Read through the entries below and return each line with the word "Γεωγραφικό".

[Collection entries]
--- start ---
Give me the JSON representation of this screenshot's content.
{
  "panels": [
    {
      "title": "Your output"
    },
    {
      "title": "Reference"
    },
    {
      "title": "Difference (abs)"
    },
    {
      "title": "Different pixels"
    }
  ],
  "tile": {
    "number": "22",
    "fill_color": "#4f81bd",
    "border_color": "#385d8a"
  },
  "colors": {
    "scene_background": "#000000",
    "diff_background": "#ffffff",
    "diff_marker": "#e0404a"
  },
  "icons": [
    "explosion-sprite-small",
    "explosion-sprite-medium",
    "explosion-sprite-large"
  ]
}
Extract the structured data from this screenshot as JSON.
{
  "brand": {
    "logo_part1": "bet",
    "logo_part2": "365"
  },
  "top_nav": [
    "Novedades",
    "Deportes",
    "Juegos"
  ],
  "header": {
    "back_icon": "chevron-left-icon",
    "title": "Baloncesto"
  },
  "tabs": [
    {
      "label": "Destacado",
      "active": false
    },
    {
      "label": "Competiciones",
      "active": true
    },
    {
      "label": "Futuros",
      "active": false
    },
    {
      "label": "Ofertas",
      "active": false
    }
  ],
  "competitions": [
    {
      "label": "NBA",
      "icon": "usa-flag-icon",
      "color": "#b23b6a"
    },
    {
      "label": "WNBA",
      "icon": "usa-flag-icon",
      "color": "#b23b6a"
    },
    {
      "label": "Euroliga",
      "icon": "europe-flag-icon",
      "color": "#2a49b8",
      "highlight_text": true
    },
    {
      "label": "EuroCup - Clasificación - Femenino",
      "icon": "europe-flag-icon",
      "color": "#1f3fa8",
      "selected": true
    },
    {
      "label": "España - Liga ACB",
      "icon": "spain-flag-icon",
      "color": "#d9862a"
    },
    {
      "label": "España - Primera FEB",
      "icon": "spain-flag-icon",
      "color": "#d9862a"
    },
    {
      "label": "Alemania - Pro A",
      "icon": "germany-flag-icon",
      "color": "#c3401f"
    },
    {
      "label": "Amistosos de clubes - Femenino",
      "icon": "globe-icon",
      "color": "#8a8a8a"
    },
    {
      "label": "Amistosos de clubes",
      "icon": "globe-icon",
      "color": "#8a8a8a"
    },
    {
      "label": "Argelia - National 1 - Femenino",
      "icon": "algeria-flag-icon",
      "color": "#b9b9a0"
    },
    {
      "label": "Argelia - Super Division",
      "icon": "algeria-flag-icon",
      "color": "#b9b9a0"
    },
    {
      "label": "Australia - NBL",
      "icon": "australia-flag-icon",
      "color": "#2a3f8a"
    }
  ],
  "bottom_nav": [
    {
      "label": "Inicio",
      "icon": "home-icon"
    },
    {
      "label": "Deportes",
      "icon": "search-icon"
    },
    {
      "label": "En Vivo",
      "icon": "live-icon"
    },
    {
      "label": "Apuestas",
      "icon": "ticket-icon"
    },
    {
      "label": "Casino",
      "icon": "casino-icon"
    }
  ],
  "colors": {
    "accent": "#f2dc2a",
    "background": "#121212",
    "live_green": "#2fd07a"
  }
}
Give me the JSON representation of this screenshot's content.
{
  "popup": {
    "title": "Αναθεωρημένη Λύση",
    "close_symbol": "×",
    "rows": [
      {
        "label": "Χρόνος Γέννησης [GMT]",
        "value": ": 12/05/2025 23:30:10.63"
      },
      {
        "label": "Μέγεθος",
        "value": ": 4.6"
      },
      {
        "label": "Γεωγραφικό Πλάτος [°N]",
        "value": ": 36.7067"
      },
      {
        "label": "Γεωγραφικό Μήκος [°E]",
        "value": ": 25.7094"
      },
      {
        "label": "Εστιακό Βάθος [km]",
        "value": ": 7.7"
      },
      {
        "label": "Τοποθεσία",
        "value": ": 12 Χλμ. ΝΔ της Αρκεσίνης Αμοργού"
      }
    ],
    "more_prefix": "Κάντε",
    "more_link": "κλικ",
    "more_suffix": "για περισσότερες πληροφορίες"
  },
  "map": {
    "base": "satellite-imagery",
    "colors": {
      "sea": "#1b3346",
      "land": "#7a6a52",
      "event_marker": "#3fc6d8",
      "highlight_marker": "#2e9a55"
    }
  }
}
--- end ---
Exercise response:
        "label": "Γεωγραφικό Πλάτος [°N]",
        "label": "Γεωγραφικό Μήκος [°E]",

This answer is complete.